▸ **EXERCISE**: How many lines in this material include the string "high"? Answer with the number and nothing further.

▸ **PROVIDED MATERIAL**:
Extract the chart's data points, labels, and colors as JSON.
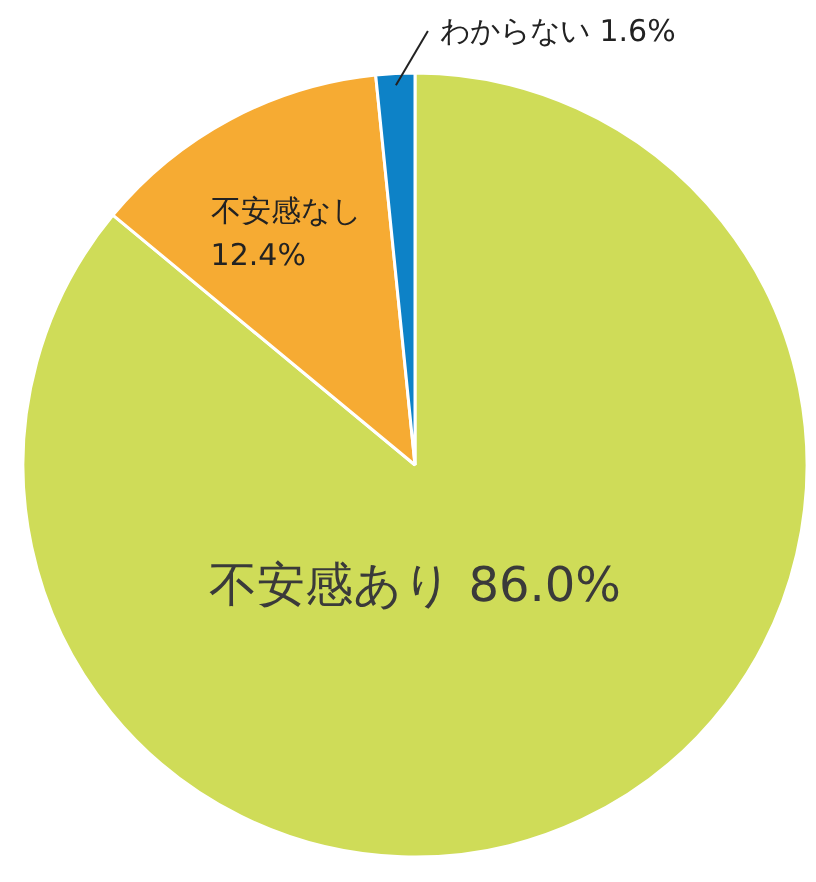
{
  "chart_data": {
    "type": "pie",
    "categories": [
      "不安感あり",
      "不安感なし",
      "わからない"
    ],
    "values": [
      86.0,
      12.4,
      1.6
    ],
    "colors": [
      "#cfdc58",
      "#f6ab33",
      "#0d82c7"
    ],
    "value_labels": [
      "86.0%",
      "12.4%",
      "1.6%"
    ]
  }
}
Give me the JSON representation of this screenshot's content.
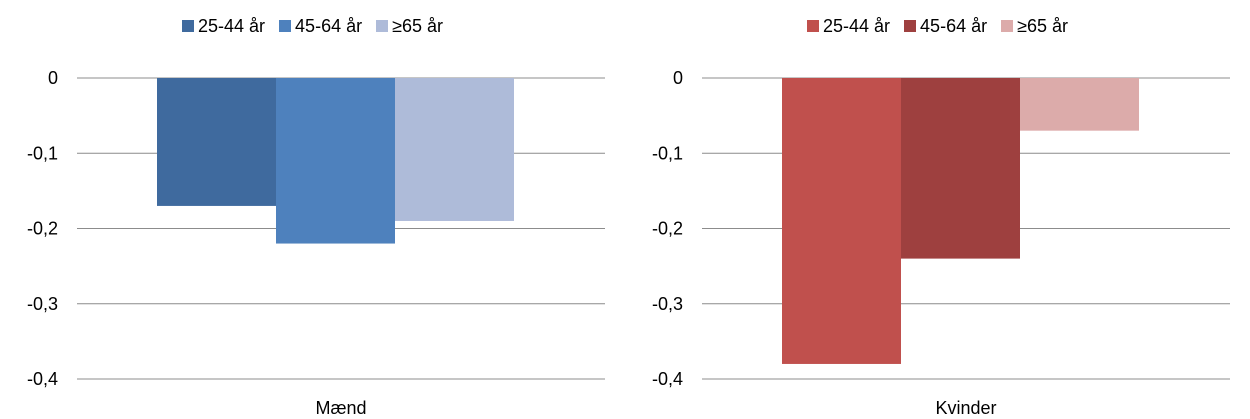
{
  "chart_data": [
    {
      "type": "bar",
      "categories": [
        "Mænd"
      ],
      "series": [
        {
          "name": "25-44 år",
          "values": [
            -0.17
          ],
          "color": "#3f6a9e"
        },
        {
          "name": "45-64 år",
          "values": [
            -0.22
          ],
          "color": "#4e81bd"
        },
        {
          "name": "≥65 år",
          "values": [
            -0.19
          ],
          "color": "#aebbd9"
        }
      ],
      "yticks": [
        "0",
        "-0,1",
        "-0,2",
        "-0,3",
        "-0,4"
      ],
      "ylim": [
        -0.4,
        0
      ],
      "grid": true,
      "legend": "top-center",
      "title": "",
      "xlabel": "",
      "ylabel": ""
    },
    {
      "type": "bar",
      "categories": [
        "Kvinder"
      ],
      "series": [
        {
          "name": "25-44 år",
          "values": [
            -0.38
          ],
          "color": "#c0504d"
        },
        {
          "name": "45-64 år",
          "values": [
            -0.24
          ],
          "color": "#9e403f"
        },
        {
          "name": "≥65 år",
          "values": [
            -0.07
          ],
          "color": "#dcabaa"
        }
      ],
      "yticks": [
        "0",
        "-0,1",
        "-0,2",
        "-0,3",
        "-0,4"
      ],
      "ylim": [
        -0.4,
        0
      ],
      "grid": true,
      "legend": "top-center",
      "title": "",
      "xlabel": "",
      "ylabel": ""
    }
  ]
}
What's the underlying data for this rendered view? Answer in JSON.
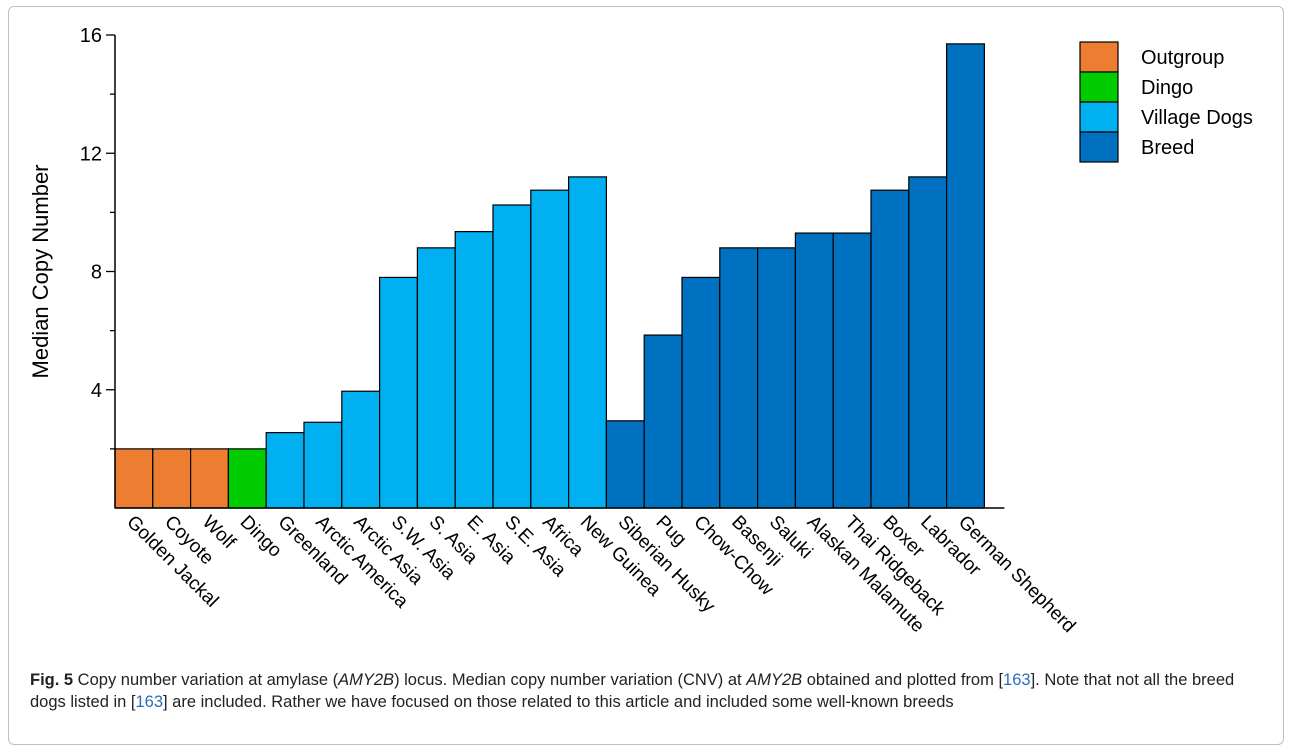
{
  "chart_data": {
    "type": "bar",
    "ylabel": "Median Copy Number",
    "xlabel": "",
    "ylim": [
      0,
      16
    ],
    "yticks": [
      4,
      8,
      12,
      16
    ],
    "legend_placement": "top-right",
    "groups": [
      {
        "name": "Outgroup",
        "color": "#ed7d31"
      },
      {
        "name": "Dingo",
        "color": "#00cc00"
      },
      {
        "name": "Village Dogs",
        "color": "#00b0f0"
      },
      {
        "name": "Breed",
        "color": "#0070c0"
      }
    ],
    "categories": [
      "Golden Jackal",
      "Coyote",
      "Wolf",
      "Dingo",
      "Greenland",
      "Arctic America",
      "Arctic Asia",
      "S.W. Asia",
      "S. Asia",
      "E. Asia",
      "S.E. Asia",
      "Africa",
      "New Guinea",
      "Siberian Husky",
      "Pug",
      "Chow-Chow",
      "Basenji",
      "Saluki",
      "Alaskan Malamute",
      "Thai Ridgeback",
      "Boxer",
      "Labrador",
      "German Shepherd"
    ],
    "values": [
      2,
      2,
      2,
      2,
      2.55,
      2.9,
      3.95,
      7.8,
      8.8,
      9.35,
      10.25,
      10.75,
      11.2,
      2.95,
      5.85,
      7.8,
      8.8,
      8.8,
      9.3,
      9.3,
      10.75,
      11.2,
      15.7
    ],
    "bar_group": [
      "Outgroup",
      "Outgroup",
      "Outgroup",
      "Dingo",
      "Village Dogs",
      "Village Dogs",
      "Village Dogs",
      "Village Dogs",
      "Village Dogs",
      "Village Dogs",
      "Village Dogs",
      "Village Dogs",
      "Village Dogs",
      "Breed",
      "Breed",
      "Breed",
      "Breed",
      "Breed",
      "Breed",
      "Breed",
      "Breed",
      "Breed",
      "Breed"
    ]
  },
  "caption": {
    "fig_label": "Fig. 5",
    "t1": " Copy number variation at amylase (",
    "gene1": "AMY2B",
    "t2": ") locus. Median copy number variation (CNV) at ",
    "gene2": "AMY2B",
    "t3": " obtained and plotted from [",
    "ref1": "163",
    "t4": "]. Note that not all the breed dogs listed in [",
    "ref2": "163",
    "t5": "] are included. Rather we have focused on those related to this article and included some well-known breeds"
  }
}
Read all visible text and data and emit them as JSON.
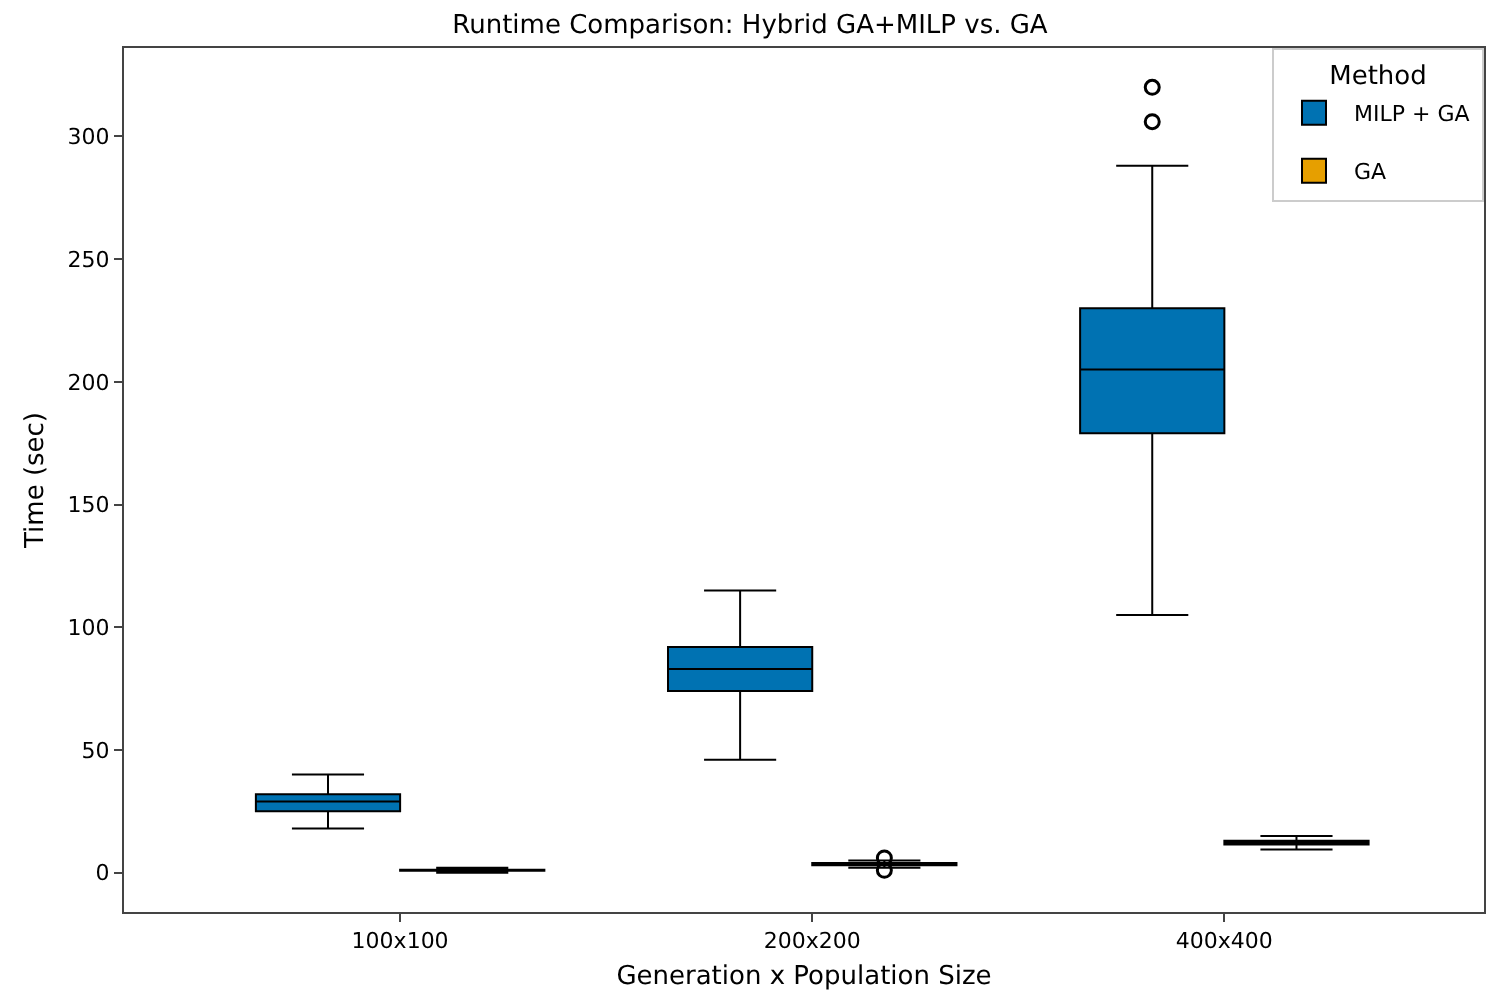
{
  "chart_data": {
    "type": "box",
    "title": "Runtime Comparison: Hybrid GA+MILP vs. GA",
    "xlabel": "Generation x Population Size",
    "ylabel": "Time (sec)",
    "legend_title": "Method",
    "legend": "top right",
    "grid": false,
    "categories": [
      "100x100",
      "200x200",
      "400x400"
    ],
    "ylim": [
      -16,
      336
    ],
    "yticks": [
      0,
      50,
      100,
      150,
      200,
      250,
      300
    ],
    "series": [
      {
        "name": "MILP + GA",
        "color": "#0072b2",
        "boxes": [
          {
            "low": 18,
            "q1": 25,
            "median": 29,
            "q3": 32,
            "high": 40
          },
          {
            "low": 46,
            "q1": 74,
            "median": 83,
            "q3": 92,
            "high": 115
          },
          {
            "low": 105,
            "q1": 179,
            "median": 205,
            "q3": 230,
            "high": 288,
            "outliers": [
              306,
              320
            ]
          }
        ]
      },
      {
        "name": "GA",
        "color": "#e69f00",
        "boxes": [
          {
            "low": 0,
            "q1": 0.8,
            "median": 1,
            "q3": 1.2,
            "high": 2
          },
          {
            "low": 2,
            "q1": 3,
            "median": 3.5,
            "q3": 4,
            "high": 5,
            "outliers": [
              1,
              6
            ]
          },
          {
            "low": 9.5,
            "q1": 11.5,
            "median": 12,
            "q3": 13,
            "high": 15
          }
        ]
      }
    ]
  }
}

▸ **THE OUTPUT**: 6